It is indeed Windows 8; I really stopped caring about how it looked after about a week.
Tangentially related, I love Qt. That program is (excluding the machine-generated code) only 89 lines of Python right now.
Qt is great. I used to use Wx a fair amount, and that code is quite hideous comparatively speaking.
Not a lot to show for my work recently. The editor tool is a bit nicer to use, and I'm starting to muck with sprites and implementing the lemming state machine.

Just sketching some stuff out to demo the editor.

You might guess that I sketched this with node annotations off (which is correct) because it's misaligned and could be tweaked slightly to be much more efficient in node usage.

Coalescing to bitmaps is yet to be done (which will greatly improve the memory efficiency of detailed regions-- up to 20 times less memory in the best cases), but I want to hammer out the data structures to be used before that happens (which will allow it to give an accurate number for memory requirements rather than just a number of nodes in use).

**Task**
Translate this sentence from the editor progress post above into Spanish: "That program is (excluding the machine-generated code) only 89 lines of Python right now."

**Extracted records**
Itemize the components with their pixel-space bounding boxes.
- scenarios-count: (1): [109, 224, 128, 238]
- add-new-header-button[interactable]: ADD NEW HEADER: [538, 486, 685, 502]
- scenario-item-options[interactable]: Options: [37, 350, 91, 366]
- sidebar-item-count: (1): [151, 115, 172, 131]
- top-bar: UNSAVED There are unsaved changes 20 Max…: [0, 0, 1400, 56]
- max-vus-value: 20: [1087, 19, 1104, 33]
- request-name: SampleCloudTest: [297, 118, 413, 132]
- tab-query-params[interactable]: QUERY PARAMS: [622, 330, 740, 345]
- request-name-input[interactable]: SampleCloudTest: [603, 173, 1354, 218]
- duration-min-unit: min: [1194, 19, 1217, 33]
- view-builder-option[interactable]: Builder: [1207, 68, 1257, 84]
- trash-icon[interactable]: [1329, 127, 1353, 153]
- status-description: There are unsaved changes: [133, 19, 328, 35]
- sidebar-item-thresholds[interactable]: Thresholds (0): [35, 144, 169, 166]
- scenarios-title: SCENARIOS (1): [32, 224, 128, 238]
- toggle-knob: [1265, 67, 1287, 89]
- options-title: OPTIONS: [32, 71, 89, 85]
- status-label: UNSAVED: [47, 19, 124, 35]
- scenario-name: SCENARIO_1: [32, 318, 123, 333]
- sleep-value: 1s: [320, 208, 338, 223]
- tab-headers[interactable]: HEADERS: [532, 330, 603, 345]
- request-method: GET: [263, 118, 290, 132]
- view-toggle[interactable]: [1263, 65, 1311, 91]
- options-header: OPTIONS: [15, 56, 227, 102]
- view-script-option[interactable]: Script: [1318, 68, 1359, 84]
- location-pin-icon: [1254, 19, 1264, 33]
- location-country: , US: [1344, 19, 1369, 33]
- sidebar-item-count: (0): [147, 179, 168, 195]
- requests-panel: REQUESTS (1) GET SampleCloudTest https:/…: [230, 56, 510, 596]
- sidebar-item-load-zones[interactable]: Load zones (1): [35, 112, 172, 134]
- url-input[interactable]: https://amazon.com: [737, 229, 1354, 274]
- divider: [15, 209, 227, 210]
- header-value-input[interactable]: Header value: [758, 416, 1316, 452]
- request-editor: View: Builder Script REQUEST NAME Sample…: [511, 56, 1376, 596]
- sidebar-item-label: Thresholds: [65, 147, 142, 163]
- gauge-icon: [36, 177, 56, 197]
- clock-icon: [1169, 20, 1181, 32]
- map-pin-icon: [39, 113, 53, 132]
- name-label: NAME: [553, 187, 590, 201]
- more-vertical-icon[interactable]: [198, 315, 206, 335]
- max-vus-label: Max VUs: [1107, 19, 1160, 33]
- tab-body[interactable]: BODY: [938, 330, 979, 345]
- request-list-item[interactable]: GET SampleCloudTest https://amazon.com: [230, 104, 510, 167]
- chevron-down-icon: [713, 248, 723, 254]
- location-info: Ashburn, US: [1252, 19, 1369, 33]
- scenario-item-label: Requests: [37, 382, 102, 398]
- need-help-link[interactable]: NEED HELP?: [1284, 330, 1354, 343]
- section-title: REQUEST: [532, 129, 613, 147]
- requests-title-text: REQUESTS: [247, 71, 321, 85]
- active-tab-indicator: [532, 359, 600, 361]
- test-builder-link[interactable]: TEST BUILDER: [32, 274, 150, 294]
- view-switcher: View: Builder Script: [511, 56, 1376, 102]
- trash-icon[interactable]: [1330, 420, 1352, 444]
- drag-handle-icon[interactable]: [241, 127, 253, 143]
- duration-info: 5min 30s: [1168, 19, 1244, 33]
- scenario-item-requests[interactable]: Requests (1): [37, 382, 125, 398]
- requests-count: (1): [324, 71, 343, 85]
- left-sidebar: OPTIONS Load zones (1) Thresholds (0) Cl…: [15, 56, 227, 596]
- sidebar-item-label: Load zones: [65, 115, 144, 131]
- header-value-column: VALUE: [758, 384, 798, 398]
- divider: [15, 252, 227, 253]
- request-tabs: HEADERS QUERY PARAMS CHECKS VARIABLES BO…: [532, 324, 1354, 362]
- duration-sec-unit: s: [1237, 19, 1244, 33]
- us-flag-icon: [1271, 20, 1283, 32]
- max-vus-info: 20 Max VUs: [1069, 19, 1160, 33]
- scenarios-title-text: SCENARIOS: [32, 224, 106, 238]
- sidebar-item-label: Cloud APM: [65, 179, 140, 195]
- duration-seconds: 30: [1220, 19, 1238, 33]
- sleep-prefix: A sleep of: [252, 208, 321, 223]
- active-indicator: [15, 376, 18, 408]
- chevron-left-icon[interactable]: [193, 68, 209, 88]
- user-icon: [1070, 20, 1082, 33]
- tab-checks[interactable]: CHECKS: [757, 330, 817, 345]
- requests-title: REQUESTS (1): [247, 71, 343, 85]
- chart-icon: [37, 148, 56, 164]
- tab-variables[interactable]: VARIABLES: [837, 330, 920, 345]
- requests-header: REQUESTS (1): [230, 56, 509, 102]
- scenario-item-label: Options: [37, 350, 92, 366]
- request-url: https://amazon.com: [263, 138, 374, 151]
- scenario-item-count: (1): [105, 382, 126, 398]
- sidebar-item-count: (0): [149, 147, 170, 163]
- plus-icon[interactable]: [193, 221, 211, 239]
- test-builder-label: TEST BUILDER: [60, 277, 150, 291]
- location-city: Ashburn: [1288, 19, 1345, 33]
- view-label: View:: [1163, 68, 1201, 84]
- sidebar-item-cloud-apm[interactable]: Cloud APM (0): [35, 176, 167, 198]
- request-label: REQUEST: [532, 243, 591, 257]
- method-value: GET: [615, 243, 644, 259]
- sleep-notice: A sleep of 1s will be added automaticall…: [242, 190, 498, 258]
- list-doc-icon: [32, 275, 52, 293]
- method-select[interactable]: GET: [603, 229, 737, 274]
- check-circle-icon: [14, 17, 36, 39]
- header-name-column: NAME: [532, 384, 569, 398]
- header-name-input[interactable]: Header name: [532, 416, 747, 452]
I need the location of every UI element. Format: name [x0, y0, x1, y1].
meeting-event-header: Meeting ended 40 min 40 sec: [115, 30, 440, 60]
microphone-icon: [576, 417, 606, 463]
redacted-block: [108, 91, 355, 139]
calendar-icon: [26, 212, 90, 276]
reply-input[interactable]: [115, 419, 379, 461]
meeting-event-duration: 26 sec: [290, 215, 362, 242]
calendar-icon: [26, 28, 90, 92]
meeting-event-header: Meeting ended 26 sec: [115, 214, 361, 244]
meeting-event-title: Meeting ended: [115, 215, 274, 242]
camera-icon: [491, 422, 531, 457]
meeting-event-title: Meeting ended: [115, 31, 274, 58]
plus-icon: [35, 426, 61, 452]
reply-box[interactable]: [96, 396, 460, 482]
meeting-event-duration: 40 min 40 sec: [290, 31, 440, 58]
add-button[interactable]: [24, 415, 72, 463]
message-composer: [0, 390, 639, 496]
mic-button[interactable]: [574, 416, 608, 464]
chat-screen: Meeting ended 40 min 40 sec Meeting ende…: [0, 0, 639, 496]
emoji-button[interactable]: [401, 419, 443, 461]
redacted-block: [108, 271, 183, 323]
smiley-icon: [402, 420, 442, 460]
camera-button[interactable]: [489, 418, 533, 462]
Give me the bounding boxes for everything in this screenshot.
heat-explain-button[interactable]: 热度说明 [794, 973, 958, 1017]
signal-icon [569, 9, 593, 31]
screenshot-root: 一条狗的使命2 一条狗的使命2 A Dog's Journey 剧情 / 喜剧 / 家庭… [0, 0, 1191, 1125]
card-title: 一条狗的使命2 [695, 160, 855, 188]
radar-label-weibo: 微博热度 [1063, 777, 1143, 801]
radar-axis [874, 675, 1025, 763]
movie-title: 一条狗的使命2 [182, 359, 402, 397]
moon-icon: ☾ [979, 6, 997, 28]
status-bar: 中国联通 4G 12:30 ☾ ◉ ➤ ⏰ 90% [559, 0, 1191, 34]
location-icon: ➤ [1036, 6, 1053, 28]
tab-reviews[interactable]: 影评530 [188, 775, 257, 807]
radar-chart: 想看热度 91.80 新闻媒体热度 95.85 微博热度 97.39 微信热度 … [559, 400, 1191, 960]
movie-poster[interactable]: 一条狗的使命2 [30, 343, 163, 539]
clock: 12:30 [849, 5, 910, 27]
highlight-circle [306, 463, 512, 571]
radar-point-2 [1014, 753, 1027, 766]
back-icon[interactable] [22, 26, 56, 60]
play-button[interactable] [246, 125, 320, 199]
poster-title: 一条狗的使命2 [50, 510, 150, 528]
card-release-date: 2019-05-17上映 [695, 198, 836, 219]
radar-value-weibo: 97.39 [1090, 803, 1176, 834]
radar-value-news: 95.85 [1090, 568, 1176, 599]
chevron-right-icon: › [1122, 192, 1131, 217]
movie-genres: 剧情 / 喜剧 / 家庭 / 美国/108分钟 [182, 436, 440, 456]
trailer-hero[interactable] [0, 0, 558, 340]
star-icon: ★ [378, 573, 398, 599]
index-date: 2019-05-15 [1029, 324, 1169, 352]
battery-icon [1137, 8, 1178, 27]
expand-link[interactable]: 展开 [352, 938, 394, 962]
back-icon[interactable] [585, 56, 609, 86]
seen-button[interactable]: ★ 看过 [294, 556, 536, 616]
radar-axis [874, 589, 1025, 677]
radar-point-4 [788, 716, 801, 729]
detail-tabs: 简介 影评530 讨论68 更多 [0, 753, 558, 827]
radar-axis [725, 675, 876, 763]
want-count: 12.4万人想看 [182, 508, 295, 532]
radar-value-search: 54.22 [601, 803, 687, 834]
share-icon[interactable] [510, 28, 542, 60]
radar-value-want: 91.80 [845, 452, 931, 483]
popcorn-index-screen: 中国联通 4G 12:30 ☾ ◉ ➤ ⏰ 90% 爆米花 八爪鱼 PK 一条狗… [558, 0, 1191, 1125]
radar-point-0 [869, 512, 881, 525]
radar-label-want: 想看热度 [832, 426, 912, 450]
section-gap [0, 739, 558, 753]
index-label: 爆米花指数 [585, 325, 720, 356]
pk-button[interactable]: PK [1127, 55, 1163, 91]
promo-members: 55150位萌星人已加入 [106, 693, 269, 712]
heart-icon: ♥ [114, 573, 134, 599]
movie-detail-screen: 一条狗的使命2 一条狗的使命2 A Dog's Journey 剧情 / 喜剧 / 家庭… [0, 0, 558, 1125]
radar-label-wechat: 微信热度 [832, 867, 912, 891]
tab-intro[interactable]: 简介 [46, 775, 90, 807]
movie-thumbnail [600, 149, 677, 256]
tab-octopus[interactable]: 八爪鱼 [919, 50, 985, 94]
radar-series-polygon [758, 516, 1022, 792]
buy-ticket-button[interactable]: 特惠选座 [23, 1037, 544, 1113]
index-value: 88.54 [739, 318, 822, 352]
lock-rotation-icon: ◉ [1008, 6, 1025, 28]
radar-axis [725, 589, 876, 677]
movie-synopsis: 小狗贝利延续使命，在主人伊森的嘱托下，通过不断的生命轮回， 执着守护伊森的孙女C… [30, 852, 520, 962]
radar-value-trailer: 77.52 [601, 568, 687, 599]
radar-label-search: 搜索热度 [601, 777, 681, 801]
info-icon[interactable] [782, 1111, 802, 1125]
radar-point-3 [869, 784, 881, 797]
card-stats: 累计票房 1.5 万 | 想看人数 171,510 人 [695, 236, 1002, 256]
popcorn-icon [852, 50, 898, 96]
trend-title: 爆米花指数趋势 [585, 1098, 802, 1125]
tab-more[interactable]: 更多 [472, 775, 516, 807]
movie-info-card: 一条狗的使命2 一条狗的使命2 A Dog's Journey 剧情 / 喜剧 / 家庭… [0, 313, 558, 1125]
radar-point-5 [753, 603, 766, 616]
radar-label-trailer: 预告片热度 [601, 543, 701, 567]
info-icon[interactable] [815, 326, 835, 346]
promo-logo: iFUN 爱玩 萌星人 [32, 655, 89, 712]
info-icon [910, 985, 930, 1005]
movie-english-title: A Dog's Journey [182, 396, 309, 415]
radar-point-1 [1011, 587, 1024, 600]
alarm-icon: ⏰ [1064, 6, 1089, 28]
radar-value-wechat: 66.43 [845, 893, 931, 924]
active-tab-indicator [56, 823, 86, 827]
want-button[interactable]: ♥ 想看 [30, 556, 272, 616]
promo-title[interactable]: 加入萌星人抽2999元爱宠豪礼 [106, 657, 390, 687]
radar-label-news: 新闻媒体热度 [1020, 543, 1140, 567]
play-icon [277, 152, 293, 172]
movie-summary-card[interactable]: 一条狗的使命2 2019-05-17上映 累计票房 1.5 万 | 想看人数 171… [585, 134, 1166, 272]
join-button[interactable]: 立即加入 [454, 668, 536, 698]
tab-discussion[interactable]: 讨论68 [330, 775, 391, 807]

**Response area**
Ese programa tiene (sin contar el código generado automáticamente) solo 89 líneas de Python por ahora.